**Your objective:** Find and copy every line in the records that includes the string "Audio".

**Records from a data source:**
┄┄┄┄┄┄┄┄┄┄
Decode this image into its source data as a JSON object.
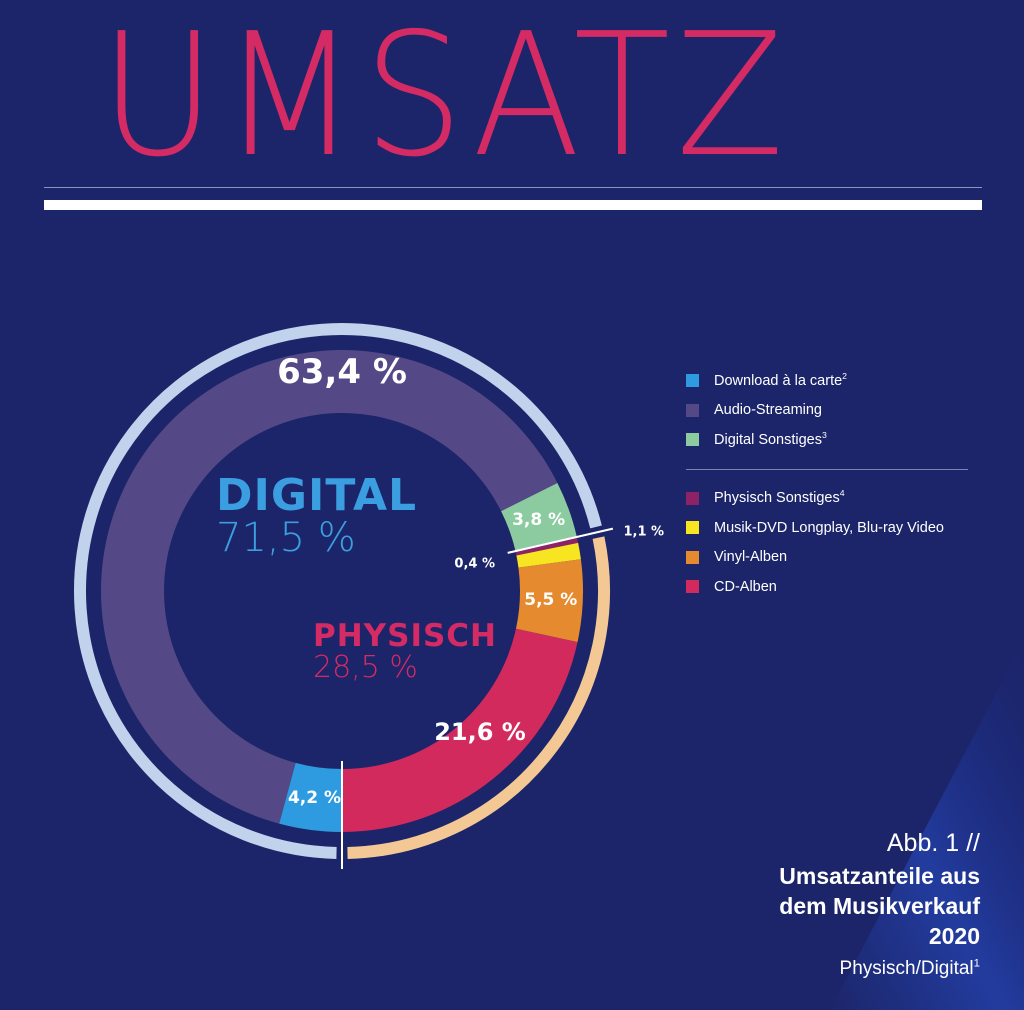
{
  "page": {
    "title": "UMSATZ"
  },
  "colors": {
    "background": "#1c2569",
    "title": "#d42b64",
    "digital_ring": "#c0d2ec",
    "physical_ring": "#f3c895"
  },
  "chart_data": {
    "type": "pie",
    "style": "donut",
    "slices": [
      {
        "name": "Download à la carte",
        "note": "2",
        "value": 4.2,
        "label": "4,2 %",
        "color": "#2e9be0",
        "group": "digital"
      },
      {
        "name": "Audio-Streaming",
        "note": "",
        "value": 63.4,
        "label": "63,4 %",
        "color": "#544986",
        "group": "digital"
      },
      {
        "name": "Digital Sonstiges",
        "note": "3",
        "value": 3.8,
        "label": "3,8 %",
        "color": "#8ccba0",
        "group": "digital"
      },
      {
        "name": "Physisch Sonstiges",
        "note": "4",
        "value": 0.4,
        "label": "0,4 %",
        "color": "#8e2266",
        "group": "physisch"
      },
      {
        "name": "Musik-DVD Longplay, Blu-ray Video",
        "note": "",
        "value": 1.1,
        "label": "1,1 %",
        "color": "#f8e521",
        "group": "physisch"
      },
      {
        "name": "Vinyl-Alben",
        "note": "",
        "value": 5.5,
        "label": "5,5 %",
        "color": "#e58a2f",
        "group": "physisch"
      },
      {
        "name": "CD-Alben",
        "note": "",
        "value": 21.6,
        "label": "21,6 %",
        "color": "#d22a5c",
        "group": "physisch"
      }
    ],
    "groups": [
      {
        "key": "digital",
        "name": "DIGITAL",
        "value": 71.5,
        "label": "71,5 %",
        "color": "#3a9ee0"
      },
      {
        "key": "physisch",
        "name": "PHYSISCH",
        "value": 28.5,
        "label": "28,5 %",
        "color": "#d42b64"
      }
    ],
    "legend": {
      "position": "right",
      "digital_items": [
        {
          "label": "Download à la carte",
          "note": "2",
          "color": "#2e9be0"
        },
        {
          "label": "Audio-Streaming",
          "note": "",
          "color": "#544986"
        },
        {
          "label": "Digital Sonstiges",
          "note": "3",
          "color": "#8ccba0"
        }
      ],
      "physical_items": [
        {
          "label": "Physisch Sonstiges",
          "note": "4",
          "color": "#8e2266"
        },
        {
          "label": "Musik-DVD Longplay, Blu-ray Video",
          "note": "",
          "color": "#f8e521"
        },
        {
          "label": "Vinyl-Alben",
          "note": "",
          "color": "#e58a2f"
        },
        {
          "label": "CD-Alben",
          "note": "",
          "color": "#d22a5c"
        }
      ]
    }
  },
  "caption": {
    "fig": "Abb. 1 //",
    "title_line1": "Umsatzanteile aus",
    "title_line2": "dem Musikverkauf",
    "year": "2020",
    "subtitle": "Physisch/Digital",
    "subtitle_note": "1"
  }
}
┄┄┄┄┄┄┄┄┄┄
**Complete response:**
        "name": "Audio-Streaming",
          "label": "Audio-Streaming",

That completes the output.